» **TASK TO COMPLETE**
All of the entries must be reproduced exactly, with no images carried over.

» **DATA TO USE**
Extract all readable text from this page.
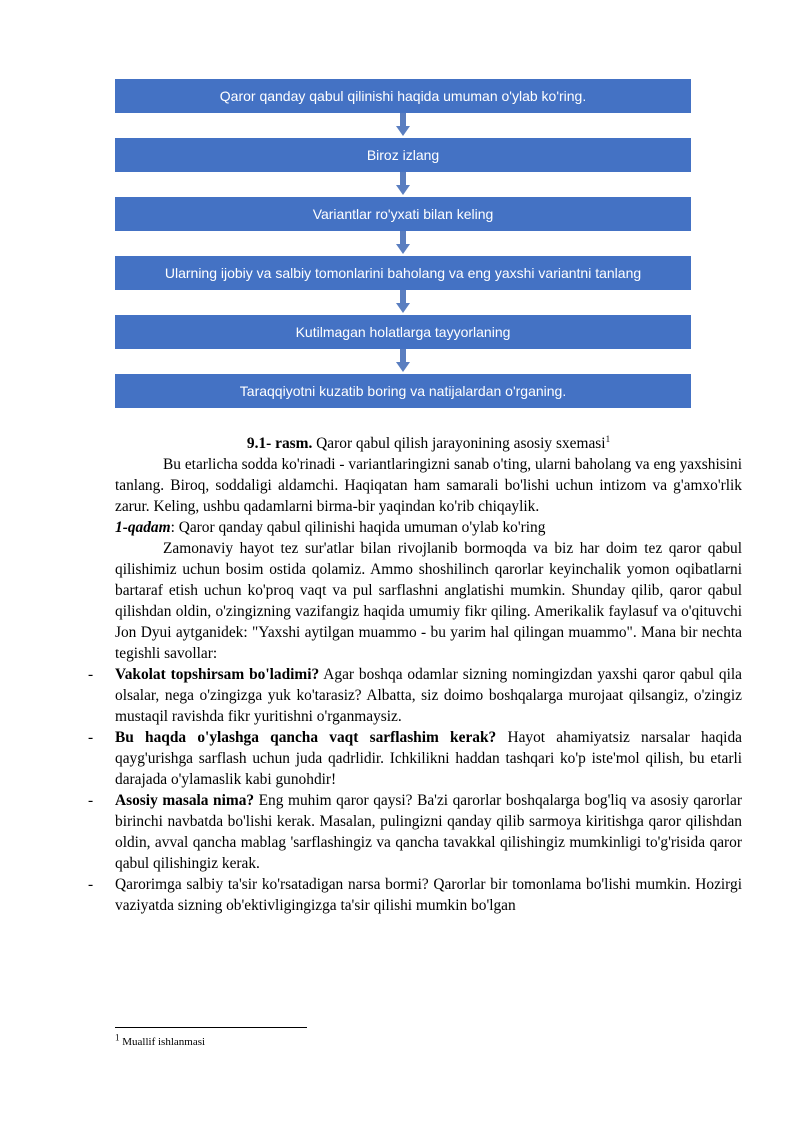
Qaror qanday qabul qilinishi haqida umuman o'ylab ko'ring.
Biroz izlang
Variantlar ro'yxati bilan keling
Ularning ijobiy va salbiy tomonlarini baholang va eng yaxshi variantni tanlang
Kutilmagan holatlarga tayyorlaning
Taraqqiyotni kuzatib boring va natijalardan o'rganing.
9.1- rasm. Qaror qabul qilish jarayonining asosiy sxemasi$^1$

Bu etarlicha sodda ko'rinadi - variantlaringizni sanab o'ting, ularni baholang va eng yaxshisini tanlang. Biroq, soddaligi aldamchi. Haqiqatan ham samarali bo'lishi uchun intizom va g'amxo'rlik zarur. Keling, ushbu qadamlarni birma-bir yaqindan ko'rib chiqaylik.

1-qadam: Qaror qanday qabul qilinishi haqida umuman o'ylab ko'ring

Zamonaviy hayot tez sur'atlar bilan rivojlanib bormoqda va biz har doim tez qaror qabul qilishimiz uchun bosim ostida qolamiz. Ammo shoshilinch qarorlar keyinchalik yomon oqibatlarni bartaraf etish uchun ko'proq vaqt va pul sarflashni anglatishi mumkin. Shunday qilib, qaror qabul qilishdan oldin, o'zingizning vazifangiz haqida umumiy fikr qiling. Amerikalik faylasuf va o'qituvchi Jon Dyui aytganidek: "Yaxshi aytilgan muammo - bu yarim hal qilingan muammo". Mana bir nechta tegishli savollar:

- Vakolat topshirsam bo'ladimi? Agar boshqa odamlar sizning nomingizdan yaxshi qaror qabul qila olsalar, nega o'zingizga yuk ko'tarasiz? Albatta, siz doimo boshqalarga murojaat qilsangiz, o'zingiz mustaqil ravishda fikr yuritishni o'rganmaysiz.

- Bu haqda o'ylashga qancha vaqt sarflashim kerak? Hayot ahamiyatsiz narsalar haqida qayg'urishga sarflash uchun juda qadrlidir. Ichkilikni haddan tashqari ko'p iste'mol qilish, bu etarli darajada o'ylamaslik kabi gunohdir!

- Asosiy masala nima? Eng muhim qaror qaysi? Ba'zi qarorlar boshqalarga bog'liq va asosiy qarorlar birinchi navbatda bo'lishi kerak. Masalan, pulingizni qanday qilib sarmoya kiritishga qaror qilishdan oldin, avval qancha mablag 'sarflashingiz va qancha tavakkal qilishingiz mumkinligi to'g'risida qaror qabul qilishingiz kerak.

- Qarorimga salbiy ta'sir ko'rsatadigan narsa bormi? Qarorlar bir tomonlama bo'lishi mumkin. Hozirgi vaziyatda sizning ob'ektivligingizga ta'sir qilishi mumkin bo'lgan

$^1$ Muallif ishlanmasi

» **RESULT**
Extract all readable text from this page.
Qaror qanday qabul qilinishi haqida umuman o'ylab ko'ring.
Biroz izlang
Variantlar ro'yxati bilan keling
Ularning ijobiy va salbiy tomonlarini baholang va eng yaxshi variantni tanlang
Kutilmagan holatlarga tayyorlaning
Taraqqiyotni kuzatib boring va natijalardan o'rganing.
9.1- rasm. Qaror qabul qilish jarayonining asosiy sxemasi$^1$

Bu etarlicha sodda ko'rinadi - variantlaringizni sanab o'ting, ularni baholang va eng yaxshisini tanlang. Biroq, soddaligi aldamchi. Haqiqatan ham samarali bo'lishi uchun intizom va g'amxo'rlik zarur. Keling, ushbu qadamlarni birma-bir yaqindan ko'rib chiqaylik.

1-qadam: Qaror qanday qabul qilinishi haqida umuman o'ylab ko'ring

Zamonaviy hayot tez sur'atlar bilan rivojlanib bormoqda va biz har doim tez qaror qabul qilishimiz uchun bosim ostida qolamiz. Ammo shoshilinch qarorlar keyinchalik yomon oqibatlarni bartaraf etish uchun ko'proq vaqt va pul sarflashni anglatishi mumkin. Shunday qilib, qaror qabul qilishdan oldin, o'zingizning vazifangiz haqida umumiy fikr qiling. Amerikalik faylasuf va o'qituvchi Jon Dyui aytganidek: "Yaxshi aytilgan muammo - bu yarim hal qilingan muammo". Mana bir nechta tegishli savollar:

- Vakolat topshirsam bo'ladimi? Agar boshqa odamlar sizning nomingizdan yaxshi qaror qabul qila olsalar, nega o'zingizga yuk ko'tarasiz? Albatta, siz doimo boshqalarga murojaat qilsangiz, o'zingiz mustaqil ravishda fikr yuritishni o'rganmaysiz.

- Bu haqda o'ylashga qancha vaqt sarflashim kerak? Hayot ahamiyatsiz narsalar haqida qayg'urishga sarflash uchun juda qadrlidir. Ichkilikni haddan tashqari ko'p iste'mol qilish, bu etarli darajada o'ylamaslik kabi gunohdir!

- Asosiy masala nima? Eng muhim qaror qaysi? Ba'zi qarorlar boshqalarga bog'liq va asosiy qarorlar birinchi navbatda bo'lishi kerak. Masalan, pulingizni qanday qilib sarmoya kiritishga qaror qilishdan oldin, avval qancha mablag 'sarflashingiz va qancha tavakkal qilishingiz mumkinligi to'g'risida qaror qabul qilishingiz kerak.

- Qarorimga salbiy ta'sir ko'rsatadigan narsa bormi? Qarorlar bir tomonlama bo'lishi mumkin. Hozirgi vaziyatda sizning ob'ektivligingizga ta'sir qilishi mumkin bo'lgan

$^1$ Muallif ishlanmasi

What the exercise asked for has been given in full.